» SHORT TASK: Print every record below exactly as written.

(Dataset entries on figures)
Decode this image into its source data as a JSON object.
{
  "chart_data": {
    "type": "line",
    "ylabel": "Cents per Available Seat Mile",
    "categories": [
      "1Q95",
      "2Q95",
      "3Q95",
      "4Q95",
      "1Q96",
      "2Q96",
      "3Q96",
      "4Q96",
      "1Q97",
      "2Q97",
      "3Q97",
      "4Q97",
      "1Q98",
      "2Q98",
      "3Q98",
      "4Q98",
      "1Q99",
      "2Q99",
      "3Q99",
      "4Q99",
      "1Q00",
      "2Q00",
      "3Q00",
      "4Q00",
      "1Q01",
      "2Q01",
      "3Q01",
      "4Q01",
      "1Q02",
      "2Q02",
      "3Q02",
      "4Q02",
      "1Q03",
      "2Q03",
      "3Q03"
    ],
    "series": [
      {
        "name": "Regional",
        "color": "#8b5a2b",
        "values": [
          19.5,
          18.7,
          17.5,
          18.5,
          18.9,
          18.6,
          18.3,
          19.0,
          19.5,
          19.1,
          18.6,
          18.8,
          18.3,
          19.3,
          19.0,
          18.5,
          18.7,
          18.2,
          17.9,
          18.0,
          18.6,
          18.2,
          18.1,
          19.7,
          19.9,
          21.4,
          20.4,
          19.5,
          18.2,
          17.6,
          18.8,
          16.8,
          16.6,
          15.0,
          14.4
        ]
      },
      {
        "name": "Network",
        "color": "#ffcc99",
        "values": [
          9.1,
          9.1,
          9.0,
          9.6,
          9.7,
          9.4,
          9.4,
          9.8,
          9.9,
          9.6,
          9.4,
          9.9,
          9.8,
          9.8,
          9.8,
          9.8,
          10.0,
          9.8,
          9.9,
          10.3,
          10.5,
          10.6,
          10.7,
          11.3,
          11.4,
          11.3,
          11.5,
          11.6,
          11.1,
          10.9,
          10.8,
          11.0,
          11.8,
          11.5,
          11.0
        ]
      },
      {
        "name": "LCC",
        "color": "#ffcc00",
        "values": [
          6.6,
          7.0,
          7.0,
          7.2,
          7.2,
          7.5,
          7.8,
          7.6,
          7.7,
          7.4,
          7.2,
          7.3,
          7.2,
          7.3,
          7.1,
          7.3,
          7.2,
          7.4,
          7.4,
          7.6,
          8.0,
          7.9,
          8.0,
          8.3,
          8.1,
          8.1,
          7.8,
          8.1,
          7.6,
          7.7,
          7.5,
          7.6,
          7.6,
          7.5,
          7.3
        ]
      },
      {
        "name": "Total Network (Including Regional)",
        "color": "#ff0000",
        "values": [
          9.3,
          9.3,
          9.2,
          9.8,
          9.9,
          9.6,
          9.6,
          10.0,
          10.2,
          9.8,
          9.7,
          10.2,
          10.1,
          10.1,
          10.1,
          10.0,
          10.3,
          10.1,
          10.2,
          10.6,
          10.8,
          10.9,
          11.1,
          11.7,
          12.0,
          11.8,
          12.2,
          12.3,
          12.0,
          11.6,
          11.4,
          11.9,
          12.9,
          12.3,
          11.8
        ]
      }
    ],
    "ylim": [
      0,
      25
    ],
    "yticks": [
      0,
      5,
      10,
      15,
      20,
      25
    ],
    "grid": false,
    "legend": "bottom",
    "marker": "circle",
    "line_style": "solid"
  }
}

» RESULT BELOW:
Decode this image into its source data as a JSON object.
{
  "chart_data": {
    "type": "line",
    "ylabel": "Cents per Available Seat Mile",
    "categories": [
      "1Q95",
      "2Q95",
      "3Q95",
      "4Q95",
      "1Q96",
      "2Q96",
      "3Q96",
      "4Q96",
      "1Q97",
      "2Q97",
      "3Q97",
      "4Q97",
      "1Q98",
      "2Q98",
      "3Q98",
      "4Q98",
      "1Q99",
      "2Q99",
      "3Q99",
      "4Q99",
      "1Q00",
      "2Q00",
      "3Q00",
      "4Q00",
      "1Q01",
      "2Q01",
      "3Q01",
      "4Q01",
      "1Q02",
      "2Q02",
      "3Q02",
      "4Q02",
      "1Q03",
      "2Q03",
      "3Q03"
    ],
    "series": [
      {
        "name": "Regional",
        "color": "#8b5a2b",
        "values": [
          19.5,
          18.7,
          17.5,
          18.5,
          18.9,
          18.6,
          18.3,
          19.0,
          19.5,
          19.1,
          18.6,
          18.8,
          18.3,
          19.3,
          19.0,
          18.5,
          18.7,
          18.2,
          17.9,
          18.0,
          18.6,
          18.2,
          18.1,
          19.7,
          19.9,
          21.4,
          20.4,
          19.5,
          18.2,
          17.6,
          18.8,
          16.8,
          16.6,
          15.0,
          14.4
        ]
      },
      {
        "name": "Network",
        "color": "#ffcc99",
        "values": [
          9.1,
          9.1,
          9.0,
          9.6,
          9.7,
          9.4,
          9.4,
          9.8,
          9.9,
          9.6,
          9.4,
          9.9,
          9.8,
          9.8,
          9.8,
          9.8,
          10.0,
          9.8,
          9.9,
          10.3,
          10.5,
          10.6,
          10.7,
          11.3,
          11.4,
          11.3,
          11.5,
          11.6,
          11.1,
          10.9,
          10.8,
          11.0,
          11.8,
          11.5,
          11.0
        ]
      },
      {
        "name": "LCC",
        "color": "#ffcc00",
        "values": [
          6.6,
          7.0,
          7.0,
          7.2,
          7.2,
          7.5,
          7.8,
          7.6,
          7.7,
          7.4,
          7.2,
          7.3,
          7.2,
          7.3,
          7.1,
          7.3,
          7.2,
          7.4,
          7.4,
          7.6,
          8.0,
          7.9,
          8.0,
          8.3,
          8.1,
          8.1,
          7.8,
          8.1,
          7.6,
          7.7,
          7.5,
          7.6,
          7.6,
          7.5,
          7.3
        ]
      },
      {
        "name": "Total Network (Including Regional)",
        "color": "#ff0000",
        "values": [
          9.3,
          9.3,
          9.2,
          9.8,
          9.9,
          9.6,
          9.6,
          10.0,
          10.2,
          9.8,
          9.7,
          10.2,
          10.1,
          10.1,
          10.1,
          10.0,
          10.3,
          10.1,
          10.2,
          10.6,
          10.8,
          10.9,
          11.1,
          11.7,
          12.0,
          11.8,
          12.2,
          12.3,
          12.0,
          11.6,
          11.4,
          11.9,
          12.9,
          12.3,
          11.8
        ]
      }
    ],
    "ylim": [
      0,
      25
    ],
    "yticks": [
      0,
      5,
      10,
      15,
      20,
      25
    ],
    "grid": false,
    "legend": "bottom",
    "marker": "circle",
    "line_style": "solid"
  }
}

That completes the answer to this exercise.